▸ PROBLEM STATEMENT:
Gather every line below where "subtitle" appears.

▸ PROVIDED DATA:
※
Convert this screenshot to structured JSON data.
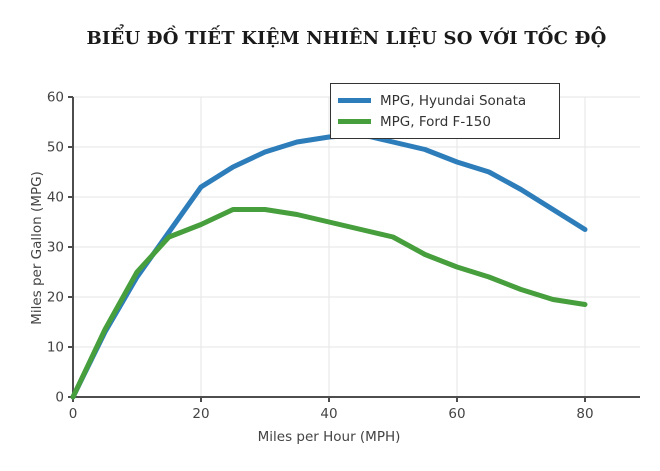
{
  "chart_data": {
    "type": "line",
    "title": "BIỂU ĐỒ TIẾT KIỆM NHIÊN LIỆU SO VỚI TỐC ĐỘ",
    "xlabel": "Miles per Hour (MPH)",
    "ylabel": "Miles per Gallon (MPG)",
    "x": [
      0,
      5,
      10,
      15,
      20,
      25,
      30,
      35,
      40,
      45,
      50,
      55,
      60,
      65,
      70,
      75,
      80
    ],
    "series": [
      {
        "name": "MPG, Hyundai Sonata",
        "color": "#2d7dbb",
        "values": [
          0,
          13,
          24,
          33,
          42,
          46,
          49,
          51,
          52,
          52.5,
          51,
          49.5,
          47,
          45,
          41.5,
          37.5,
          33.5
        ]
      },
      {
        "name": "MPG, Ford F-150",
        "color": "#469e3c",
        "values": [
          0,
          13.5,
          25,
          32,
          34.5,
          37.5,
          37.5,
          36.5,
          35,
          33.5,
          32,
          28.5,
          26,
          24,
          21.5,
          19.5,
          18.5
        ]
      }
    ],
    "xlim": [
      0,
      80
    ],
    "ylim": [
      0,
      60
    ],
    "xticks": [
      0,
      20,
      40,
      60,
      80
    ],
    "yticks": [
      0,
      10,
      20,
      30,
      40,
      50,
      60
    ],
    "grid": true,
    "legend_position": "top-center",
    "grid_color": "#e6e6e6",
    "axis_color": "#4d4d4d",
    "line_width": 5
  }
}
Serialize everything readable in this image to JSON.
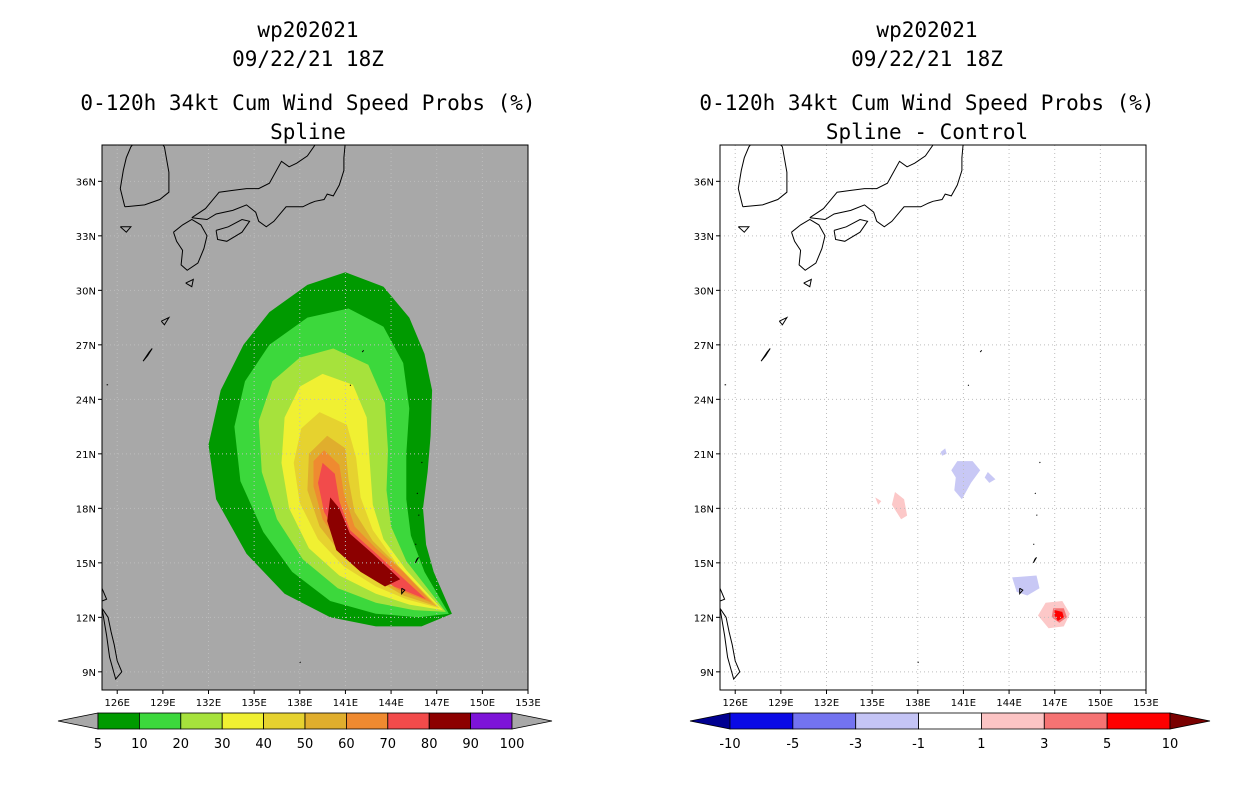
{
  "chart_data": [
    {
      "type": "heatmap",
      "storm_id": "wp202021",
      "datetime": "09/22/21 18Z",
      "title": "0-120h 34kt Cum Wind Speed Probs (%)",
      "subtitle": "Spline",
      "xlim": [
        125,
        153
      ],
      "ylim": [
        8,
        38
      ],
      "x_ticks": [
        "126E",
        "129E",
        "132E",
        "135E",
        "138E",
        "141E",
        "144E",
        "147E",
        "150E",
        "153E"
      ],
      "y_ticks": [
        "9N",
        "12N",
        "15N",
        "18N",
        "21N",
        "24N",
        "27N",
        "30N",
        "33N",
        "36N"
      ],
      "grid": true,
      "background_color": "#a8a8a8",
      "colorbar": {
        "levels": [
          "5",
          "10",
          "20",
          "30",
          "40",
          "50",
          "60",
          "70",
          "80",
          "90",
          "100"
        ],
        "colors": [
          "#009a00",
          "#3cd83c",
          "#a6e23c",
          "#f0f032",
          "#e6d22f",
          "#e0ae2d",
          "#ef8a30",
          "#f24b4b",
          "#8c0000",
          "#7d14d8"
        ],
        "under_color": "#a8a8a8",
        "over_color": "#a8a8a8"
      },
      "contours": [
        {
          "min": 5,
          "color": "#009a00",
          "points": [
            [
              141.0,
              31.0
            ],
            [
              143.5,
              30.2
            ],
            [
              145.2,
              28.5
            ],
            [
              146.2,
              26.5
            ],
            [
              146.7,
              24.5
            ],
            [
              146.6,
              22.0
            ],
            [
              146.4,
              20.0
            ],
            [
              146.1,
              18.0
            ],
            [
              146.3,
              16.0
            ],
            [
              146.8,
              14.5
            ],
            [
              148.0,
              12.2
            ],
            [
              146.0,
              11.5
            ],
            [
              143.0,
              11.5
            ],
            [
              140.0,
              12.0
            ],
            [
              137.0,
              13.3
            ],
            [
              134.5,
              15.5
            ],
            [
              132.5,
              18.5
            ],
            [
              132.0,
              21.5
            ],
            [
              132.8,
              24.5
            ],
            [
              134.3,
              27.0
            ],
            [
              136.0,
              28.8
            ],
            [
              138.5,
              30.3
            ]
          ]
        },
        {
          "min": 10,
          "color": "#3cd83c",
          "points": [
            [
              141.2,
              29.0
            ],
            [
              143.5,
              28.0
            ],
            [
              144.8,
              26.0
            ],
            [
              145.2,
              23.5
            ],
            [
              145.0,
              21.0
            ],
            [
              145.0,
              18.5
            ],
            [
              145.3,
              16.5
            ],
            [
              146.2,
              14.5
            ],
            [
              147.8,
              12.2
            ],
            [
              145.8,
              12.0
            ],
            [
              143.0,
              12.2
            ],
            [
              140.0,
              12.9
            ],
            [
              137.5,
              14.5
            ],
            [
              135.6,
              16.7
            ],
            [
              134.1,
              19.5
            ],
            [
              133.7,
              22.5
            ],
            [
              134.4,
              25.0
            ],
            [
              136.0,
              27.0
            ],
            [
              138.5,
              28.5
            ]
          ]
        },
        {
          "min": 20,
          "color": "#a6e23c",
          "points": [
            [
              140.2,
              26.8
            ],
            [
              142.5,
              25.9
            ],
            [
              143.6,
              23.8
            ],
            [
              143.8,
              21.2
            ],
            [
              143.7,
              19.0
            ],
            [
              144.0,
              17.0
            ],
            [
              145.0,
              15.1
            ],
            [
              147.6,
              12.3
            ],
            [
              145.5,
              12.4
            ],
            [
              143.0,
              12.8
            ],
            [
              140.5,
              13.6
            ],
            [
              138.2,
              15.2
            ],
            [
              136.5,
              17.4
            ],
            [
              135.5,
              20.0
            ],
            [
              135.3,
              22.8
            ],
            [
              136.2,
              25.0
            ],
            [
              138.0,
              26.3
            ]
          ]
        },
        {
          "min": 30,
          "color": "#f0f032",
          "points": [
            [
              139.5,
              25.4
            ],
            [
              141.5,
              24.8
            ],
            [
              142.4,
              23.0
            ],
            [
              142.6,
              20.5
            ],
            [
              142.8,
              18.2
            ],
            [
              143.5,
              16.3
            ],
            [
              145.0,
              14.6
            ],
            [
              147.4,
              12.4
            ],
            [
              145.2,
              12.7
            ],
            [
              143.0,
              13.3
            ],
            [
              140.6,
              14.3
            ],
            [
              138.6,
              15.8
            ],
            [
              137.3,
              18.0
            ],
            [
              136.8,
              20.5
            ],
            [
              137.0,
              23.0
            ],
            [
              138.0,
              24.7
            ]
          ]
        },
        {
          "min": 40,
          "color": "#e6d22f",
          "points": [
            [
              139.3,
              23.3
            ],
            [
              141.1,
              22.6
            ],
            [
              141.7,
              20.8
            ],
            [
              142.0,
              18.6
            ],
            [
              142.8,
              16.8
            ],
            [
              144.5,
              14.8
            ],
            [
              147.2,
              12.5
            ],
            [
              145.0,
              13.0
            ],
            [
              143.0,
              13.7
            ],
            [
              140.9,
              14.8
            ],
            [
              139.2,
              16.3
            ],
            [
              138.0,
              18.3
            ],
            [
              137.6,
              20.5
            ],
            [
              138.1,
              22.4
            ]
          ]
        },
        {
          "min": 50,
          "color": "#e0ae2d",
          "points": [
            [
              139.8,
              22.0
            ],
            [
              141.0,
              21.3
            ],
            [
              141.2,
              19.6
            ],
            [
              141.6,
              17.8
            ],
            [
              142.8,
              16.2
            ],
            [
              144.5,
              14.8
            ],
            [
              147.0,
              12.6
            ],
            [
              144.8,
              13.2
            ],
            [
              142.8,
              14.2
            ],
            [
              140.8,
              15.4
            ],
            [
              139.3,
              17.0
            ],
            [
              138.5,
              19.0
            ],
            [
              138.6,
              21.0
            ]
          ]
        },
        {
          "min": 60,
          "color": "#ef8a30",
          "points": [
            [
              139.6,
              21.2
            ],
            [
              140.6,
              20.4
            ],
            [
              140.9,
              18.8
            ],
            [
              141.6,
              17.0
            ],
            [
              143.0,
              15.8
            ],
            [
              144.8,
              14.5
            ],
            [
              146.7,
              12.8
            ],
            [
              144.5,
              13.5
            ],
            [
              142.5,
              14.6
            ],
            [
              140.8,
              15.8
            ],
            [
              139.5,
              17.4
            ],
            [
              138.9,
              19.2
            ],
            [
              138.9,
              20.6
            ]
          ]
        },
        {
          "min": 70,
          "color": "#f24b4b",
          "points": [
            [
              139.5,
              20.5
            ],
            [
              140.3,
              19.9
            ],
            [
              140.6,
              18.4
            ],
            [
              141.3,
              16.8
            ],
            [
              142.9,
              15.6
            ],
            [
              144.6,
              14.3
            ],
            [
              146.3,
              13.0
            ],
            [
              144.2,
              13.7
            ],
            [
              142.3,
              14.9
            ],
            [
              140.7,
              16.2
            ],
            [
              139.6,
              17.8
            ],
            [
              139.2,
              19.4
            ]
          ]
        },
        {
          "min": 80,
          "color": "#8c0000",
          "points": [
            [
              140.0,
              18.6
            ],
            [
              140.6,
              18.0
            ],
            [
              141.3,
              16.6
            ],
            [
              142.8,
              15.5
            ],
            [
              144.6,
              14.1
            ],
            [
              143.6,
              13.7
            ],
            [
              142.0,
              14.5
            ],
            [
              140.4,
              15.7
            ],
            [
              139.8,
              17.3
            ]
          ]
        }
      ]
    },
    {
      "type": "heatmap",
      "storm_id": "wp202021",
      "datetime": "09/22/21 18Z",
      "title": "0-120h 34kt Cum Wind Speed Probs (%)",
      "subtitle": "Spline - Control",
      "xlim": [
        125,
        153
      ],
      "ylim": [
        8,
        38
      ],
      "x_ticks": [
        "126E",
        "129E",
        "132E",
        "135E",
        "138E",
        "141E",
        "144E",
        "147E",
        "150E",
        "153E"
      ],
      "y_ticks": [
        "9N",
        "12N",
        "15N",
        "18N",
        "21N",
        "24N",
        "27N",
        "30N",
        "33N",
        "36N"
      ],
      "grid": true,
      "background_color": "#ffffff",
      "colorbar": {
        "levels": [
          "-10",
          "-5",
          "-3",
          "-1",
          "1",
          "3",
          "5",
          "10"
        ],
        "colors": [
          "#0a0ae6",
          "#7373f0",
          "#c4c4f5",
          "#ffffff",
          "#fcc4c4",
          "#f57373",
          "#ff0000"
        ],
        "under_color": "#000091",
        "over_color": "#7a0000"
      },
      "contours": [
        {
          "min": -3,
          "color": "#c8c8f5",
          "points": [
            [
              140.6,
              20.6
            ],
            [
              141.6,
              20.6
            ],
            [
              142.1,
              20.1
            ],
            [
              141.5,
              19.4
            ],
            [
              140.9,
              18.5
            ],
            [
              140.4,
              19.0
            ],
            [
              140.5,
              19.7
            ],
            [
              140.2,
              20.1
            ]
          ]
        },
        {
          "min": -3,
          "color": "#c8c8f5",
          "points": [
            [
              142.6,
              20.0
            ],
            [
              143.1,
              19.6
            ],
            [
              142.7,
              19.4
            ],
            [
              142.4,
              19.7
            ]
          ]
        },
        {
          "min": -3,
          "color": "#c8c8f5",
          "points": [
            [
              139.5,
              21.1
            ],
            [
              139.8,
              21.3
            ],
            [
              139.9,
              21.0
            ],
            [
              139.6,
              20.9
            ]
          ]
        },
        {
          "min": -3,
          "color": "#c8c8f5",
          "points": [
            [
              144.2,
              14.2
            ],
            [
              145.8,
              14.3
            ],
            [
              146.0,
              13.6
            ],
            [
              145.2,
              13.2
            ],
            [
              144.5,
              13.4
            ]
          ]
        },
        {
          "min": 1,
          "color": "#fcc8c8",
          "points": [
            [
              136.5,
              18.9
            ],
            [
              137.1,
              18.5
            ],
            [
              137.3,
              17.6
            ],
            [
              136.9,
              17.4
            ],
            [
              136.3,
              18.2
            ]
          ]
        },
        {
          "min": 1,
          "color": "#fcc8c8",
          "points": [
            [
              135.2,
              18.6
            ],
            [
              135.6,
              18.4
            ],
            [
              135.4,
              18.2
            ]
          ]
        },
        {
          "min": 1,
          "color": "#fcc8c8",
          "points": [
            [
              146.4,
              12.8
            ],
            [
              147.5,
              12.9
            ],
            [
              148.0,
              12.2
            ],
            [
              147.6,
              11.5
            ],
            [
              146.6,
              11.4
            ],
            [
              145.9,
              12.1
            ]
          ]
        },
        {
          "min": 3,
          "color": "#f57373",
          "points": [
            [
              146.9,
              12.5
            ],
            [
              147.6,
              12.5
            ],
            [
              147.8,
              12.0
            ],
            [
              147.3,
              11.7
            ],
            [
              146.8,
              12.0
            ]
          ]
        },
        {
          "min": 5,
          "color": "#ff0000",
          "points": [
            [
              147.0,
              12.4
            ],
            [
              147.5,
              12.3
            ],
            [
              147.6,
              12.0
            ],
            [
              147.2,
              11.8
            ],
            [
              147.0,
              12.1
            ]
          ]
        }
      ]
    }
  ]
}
※
▸ REPLY TO THE TASK:
      "subtitle": "Spline",
      "subtitle": "Spline - Control",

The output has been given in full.